**Your objective:** Which lines below hold the word "历年营收"? Copy all of them.

**Data for this exercise:**
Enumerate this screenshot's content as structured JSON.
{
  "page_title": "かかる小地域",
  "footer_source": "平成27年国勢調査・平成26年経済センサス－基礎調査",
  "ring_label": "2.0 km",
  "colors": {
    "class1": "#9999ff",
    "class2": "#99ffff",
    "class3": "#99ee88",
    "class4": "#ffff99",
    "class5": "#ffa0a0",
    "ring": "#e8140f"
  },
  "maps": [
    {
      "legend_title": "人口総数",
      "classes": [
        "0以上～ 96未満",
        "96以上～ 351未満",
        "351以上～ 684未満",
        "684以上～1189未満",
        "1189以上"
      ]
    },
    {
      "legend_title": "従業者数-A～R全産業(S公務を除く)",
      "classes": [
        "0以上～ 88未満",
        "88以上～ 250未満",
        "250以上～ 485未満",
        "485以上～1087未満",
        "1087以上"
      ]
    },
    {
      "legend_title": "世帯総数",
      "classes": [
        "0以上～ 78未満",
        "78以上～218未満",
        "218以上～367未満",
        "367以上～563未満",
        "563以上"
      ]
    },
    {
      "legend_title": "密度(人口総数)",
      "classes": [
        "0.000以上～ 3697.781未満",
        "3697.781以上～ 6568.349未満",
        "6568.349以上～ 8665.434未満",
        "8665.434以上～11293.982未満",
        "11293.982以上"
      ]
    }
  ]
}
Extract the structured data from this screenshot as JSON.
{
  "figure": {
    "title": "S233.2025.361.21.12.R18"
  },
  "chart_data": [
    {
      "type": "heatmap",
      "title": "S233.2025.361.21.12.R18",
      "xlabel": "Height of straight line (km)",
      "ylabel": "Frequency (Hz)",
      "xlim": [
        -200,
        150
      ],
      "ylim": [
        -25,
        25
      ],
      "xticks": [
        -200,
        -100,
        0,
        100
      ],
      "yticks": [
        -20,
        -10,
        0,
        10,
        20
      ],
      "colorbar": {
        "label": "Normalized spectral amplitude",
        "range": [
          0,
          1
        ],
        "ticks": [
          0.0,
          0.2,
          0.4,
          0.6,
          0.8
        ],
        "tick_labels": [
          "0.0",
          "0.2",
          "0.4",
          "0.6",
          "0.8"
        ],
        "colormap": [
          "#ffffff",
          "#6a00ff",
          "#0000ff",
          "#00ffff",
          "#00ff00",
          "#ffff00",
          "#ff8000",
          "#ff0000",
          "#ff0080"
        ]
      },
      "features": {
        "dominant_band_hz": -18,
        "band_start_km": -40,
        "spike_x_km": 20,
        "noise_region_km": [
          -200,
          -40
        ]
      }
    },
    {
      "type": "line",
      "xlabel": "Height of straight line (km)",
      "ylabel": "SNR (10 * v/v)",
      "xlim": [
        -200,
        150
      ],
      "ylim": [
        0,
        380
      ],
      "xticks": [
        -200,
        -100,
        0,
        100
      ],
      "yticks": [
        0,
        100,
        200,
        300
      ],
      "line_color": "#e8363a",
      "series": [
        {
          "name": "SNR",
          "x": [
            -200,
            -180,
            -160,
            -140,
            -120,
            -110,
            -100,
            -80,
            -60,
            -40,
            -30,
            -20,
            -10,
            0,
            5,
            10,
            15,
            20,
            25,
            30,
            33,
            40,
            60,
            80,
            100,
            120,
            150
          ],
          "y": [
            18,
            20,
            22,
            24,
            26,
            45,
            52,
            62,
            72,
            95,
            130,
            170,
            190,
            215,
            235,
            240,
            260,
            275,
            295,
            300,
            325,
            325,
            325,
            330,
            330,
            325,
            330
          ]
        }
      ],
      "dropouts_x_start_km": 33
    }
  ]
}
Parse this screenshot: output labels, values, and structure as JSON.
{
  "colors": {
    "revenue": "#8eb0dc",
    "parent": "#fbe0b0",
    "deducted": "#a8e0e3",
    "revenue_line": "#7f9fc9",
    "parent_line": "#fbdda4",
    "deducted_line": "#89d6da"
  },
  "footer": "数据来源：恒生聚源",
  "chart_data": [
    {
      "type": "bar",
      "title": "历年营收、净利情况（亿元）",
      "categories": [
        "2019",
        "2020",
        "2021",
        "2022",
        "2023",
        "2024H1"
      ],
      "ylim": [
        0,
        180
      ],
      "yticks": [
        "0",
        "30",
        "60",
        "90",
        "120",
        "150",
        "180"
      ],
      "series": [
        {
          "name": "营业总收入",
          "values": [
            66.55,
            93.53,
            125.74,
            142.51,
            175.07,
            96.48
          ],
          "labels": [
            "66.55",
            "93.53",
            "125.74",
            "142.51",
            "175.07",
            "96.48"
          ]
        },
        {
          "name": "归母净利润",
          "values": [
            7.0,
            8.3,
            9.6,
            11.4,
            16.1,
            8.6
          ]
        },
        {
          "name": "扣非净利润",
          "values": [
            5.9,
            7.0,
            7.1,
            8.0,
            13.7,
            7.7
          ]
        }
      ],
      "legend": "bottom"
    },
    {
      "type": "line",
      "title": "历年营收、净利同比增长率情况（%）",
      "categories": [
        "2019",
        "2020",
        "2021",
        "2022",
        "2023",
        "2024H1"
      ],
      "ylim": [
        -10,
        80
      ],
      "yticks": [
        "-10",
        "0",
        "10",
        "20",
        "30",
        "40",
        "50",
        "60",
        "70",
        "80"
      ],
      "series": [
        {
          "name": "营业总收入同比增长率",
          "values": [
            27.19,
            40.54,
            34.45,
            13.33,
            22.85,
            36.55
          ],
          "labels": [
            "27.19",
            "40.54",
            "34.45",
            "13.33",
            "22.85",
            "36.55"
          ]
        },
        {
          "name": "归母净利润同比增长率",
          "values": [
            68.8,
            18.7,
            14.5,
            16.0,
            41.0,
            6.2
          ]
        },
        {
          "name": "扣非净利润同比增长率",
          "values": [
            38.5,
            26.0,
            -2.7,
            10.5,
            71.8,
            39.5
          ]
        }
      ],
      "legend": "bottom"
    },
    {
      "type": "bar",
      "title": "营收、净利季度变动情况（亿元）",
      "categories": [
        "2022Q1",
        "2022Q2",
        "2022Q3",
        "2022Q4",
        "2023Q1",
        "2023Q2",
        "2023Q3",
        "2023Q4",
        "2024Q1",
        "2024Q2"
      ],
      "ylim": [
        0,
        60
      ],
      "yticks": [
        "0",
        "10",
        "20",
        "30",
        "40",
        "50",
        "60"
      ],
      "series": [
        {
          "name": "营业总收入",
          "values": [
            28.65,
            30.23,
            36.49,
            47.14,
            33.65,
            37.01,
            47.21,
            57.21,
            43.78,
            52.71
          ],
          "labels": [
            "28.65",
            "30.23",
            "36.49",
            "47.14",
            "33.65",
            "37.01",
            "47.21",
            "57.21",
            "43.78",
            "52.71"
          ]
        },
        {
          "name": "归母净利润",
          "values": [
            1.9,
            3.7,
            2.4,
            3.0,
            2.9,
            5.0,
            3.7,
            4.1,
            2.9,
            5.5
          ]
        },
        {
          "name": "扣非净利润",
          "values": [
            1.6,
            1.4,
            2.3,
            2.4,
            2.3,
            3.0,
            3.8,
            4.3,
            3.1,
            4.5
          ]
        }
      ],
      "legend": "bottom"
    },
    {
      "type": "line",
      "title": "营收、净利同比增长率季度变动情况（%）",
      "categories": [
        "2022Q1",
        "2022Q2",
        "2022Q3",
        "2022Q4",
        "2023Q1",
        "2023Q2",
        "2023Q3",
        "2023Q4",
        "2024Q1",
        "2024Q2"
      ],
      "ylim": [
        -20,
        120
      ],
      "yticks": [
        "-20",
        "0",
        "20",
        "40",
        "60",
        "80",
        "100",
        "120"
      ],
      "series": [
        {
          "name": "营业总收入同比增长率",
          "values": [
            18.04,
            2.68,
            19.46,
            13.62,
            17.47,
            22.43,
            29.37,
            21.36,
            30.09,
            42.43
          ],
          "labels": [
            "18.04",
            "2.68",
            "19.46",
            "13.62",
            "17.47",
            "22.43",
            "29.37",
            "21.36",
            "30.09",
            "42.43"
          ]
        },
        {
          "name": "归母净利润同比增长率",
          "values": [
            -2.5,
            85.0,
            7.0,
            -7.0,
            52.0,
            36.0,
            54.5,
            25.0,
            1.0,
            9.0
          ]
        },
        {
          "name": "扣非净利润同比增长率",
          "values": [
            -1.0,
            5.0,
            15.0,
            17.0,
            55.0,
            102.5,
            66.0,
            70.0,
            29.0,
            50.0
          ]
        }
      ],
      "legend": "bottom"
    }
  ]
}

**Task output:**
      "title": "历年营收、净利情况（亿元）",
      "title": "历年营收、净利同比增长率情况（%）",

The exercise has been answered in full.